[WORK TO COMPLETE]:
Return the lines where the word "JSON" occurs.

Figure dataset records
BEGIN
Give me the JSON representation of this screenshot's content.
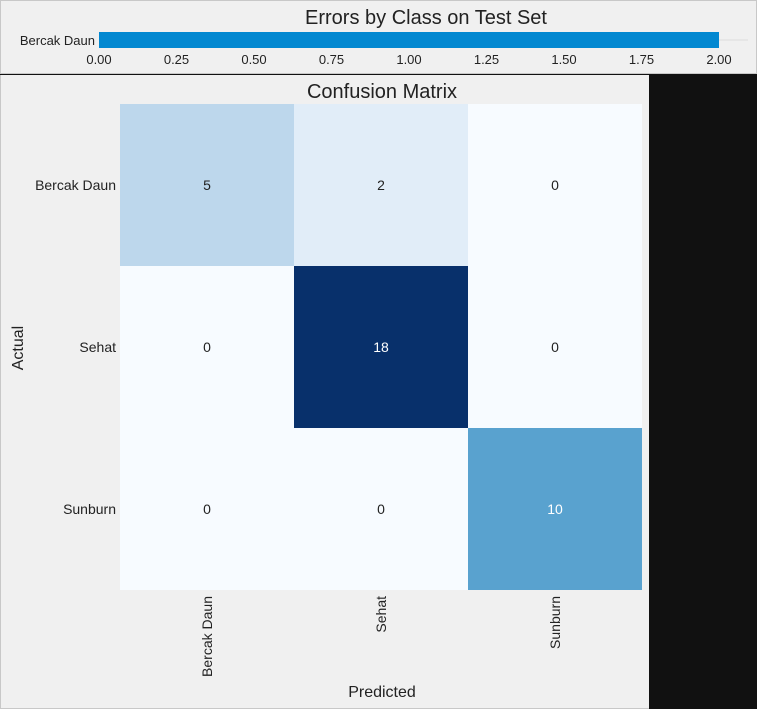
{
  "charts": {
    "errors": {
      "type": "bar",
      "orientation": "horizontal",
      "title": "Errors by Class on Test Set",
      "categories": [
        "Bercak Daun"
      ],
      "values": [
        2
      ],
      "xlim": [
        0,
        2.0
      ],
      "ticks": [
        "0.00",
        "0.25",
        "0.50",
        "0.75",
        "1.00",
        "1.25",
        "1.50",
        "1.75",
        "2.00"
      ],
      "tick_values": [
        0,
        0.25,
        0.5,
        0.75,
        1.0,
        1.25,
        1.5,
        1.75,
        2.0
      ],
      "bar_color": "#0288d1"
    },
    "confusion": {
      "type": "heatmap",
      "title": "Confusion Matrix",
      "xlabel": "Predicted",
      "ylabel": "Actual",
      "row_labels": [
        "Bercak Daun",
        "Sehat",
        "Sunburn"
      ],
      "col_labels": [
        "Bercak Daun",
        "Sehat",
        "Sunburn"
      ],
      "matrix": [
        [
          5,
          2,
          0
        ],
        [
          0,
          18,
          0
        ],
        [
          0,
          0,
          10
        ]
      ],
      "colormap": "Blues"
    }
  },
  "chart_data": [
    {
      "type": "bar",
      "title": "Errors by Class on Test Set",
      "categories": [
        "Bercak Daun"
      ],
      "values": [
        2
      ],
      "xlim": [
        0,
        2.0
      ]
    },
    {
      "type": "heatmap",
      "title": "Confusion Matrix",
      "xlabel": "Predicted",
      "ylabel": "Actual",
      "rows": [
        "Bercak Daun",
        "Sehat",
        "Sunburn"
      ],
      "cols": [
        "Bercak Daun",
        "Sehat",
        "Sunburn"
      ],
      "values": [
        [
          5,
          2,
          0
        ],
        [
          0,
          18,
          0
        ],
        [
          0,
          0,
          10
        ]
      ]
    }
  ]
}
END
BEGIN
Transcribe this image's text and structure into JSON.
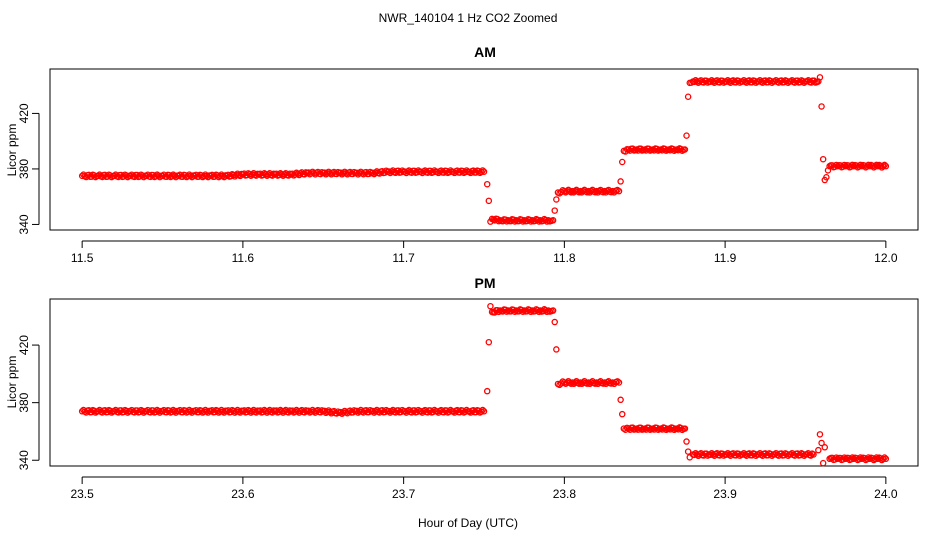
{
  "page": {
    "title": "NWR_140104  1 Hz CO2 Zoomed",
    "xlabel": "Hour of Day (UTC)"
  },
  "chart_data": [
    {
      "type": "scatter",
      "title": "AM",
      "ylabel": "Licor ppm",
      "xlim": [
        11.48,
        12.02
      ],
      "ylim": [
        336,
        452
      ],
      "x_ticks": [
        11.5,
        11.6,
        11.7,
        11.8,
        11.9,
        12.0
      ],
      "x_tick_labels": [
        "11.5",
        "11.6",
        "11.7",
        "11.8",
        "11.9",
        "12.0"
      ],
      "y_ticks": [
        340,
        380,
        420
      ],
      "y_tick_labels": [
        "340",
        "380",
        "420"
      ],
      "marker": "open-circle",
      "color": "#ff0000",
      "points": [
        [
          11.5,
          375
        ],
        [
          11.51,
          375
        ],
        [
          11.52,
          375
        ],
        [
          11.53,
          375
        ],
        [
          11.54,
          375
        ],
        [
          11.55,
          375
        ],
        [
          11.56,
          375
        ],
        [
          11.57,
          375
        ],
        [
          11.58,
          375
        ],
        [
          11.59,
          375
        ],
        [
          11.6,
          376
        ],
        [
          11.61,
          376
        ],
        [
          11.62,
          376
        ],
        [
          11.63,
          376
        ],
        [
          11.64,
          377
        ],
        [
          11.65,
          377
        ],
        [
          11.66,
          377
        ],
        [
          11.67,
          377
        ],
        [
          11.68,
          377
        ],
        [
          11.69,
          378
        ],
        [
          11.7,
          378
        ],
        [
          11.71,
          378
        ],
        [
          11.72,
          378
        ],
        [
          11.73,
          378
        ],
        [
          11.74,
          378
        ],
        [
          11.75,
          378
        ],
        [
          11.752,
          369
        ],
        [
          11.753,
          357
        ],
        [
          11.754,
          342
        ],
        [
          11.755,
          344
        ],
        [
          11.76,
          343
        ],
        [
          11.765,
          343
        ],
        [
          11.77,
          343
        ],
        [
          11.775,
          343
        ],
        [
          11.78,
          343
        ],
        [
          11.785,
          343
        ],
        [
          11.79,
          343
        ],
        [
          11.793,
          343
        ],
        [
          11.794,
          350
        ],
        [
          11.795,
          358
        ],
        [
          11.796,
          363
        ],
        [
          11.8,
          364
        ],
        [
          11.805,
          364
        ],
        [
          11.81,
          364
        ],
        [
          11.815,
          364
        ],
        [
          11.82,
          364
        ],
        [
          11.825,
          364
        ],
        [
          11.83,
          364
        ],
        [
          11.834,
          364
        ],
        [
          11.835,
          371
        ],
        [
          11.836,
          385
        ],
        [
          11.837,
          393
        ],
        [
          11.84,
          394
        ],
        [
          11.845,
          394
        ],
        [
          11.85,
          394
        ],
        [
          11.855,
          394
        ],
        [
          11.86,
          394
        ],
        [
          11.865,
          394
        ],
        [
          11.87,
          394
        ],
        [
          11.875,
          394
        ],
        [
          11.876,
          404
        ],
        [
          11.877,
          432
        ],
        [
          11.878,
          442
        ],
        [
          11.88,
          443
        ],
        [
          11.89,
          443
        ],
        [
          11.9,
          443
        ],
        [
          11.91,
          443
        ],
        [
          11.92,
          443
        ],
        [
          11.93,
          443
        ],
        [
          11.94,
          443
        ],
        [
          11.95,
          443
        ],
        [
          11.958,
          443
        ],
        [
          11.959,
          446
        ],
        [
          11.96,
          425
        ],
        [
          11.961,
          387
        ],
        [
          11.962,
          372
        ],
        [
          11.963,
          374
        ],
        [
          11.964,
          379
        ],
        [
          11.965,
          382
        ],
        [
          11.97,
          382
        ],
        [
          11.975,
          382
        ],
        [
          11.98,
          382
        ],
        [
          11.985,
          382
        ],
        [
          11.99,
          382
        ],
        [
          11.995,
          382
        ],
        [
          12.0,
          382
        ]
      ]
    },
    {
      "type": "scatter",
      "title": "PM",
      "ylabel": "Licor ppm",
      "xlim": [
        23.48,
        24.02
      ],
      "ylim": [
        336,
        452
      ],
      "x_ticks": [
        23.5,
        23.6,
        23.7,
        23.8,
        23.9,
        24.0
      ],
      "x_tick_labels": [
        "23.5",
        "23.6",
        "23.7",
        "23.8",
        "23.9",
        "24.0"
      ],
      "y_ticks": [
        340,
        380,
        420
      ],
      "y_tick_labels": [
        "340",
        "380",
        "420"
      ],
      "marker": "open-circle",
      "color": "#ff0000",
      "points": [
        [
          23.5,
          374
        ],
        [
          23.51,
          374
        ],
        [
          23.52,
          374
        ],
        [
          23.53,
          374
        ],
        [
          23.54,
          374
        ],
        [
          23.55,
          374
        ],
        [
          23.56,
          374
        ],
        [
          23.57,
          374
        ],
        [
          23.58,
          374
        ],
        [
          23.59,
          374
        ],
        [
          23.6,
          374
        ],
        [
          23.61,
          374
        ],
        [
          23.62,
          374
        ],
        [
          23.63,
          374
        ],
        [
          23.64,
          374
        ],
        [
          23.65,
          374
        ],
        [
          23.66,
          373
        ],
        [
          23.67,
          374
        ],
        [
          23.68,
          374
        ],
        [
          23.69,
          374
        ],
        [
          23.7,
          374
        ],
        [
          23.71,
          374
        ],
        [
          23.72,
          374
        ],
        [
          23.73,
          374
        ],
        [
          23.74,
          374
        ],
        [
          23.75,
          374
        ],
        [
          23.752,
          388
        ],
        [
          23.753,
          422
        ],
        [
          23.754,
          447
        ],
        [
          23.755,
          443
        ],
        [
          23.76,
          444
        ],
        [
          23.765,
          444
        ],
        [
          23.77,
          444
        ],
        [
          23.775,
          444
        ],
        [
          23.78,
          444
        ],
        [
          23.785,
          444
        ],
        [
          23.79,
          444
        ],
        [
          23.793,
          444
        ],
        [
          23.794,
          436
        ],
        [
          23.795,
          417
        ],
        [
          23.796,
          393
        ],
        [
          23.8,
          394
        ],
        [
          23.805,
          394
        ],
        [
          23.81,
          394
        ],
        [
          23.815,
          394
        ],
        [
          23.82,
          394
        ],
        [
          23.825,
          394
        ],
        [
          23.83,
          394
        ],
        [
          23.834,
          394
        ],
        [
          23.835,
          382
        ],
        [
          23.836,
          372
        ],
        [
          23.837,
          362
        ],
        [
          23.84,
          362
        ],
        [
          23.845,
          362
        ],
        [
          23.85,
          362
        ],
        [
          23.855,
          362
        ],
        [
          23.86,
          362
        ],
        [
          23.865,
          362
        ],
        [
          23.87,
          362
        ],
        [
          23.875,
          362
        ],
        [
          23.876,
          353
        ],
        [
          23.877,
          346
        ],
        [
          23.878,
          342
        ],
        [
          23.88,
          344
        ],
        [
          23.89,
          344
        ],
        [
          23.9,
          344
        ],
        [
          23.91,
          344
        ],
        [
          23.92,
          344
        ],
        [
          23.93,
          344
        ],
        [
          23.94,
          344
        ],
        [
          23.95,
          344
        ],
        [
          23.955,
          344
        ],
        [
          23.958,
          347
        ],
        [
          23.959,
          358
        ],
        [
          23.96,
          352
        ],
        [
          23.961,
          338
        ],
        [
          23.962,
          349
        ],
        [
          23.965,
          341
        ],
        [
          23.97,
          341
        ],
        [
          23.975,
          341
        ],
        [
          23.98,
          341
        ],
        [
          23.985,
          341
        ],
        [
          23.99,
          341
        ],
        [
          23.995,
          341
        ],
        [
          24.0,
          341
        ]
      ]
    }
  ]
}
END
[EXERCISE RESULT]:
Give me the JSON representation of this screenshot's content.
Transcribe this image's text and structure into JSON.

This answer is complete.